Dataset records:
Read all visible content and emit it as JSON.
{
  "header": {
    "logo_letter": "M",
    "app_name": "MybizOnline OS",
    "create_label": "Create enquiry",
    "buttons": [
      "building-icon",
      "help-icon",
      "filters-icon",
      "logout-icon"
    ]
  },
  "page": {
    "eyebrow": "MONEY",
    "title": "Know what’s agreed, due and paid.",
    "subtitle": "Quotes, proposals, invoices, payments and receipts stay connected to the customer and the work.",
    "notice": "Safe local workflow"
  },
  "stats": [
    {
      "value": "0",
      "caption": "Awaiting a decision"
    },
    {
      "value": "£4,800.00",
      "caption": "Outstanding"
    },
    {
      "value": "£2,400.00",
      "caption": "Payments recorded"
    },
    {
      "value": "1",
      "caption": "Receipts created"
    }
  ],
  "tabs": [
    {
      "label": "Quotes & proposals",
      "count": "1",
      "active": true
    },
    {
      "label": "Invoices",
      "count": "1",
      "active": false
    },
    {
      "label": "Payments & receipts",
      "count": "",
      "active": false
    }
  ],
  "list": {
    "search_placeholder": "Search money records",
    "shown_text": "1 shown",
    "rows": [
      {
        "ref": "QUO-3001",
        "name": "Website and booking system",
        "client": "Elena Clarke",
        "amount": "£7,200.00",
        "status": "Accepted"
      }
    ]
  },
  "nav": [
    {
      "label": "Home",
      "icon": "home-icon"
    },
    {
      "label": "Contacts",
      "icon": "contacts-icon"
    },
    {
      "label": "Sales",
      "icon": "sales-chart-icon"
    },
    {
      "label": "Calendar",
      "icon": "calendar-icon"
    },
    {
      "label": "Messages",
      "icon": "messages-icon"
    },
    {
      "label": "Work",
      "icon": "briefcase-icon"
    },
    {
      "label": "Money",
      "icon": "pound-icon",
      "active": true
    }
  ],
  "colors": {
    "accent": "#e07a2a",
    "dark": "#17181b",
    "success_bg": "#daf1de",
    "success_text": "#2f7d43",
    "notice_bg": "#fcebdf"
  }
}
---
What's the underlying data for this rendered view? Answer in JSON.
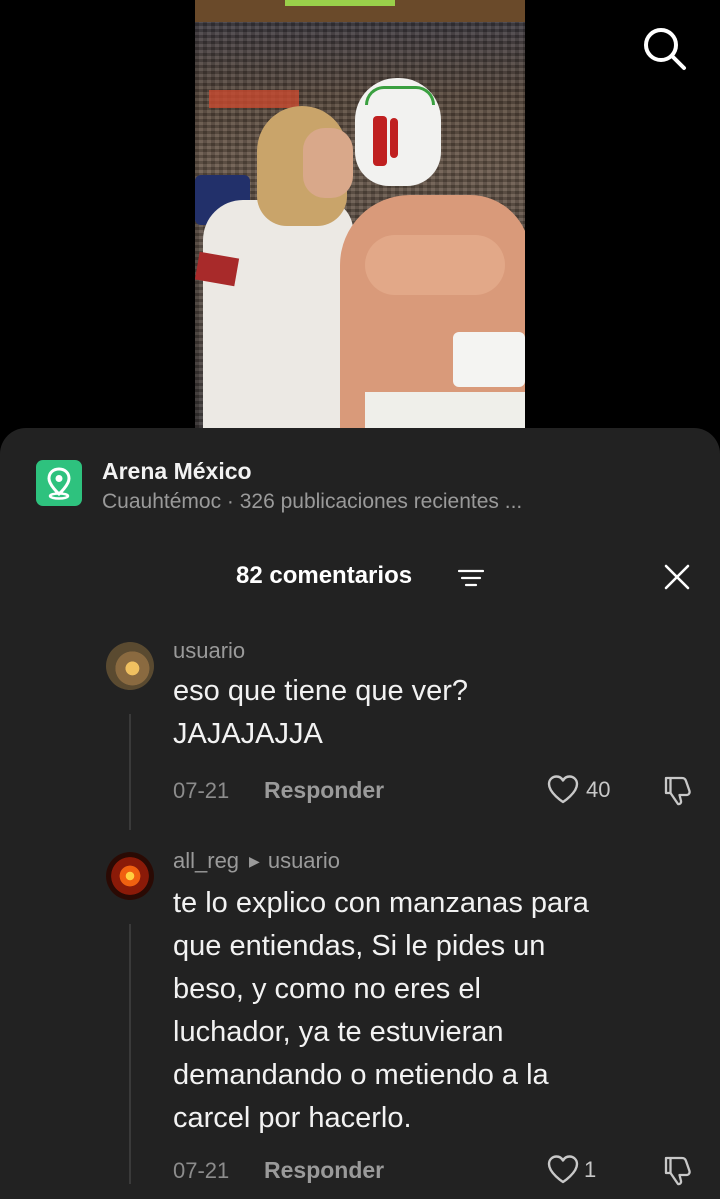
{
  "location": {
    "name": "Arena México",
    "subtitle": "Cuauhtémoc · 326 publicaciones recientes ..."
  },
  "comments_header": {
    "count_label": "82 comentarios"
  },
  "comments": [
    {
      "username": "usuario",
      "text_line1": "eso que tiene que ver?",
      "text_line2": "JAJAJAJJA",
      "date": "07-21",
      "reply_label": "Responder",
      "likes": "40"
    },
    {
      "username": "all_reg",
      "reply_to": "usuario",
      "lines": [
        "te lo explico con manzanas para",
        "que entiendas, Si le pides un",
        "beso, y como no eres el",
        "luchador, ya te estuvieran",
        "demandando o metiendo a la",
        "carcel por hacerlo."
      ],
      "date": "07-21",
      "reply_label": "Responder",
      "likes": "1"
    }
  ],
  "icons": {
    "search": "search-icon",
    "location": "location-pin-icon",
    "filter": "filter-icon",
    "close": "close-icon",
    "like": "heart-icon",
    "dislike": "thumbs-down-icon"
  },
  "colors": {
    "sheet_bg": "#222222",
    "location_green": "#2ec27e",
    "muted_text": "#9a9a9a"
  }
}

### Work to do
Check each line of the data above for the string "Quotes", then report how many lines have it, with no other words.

### Response
2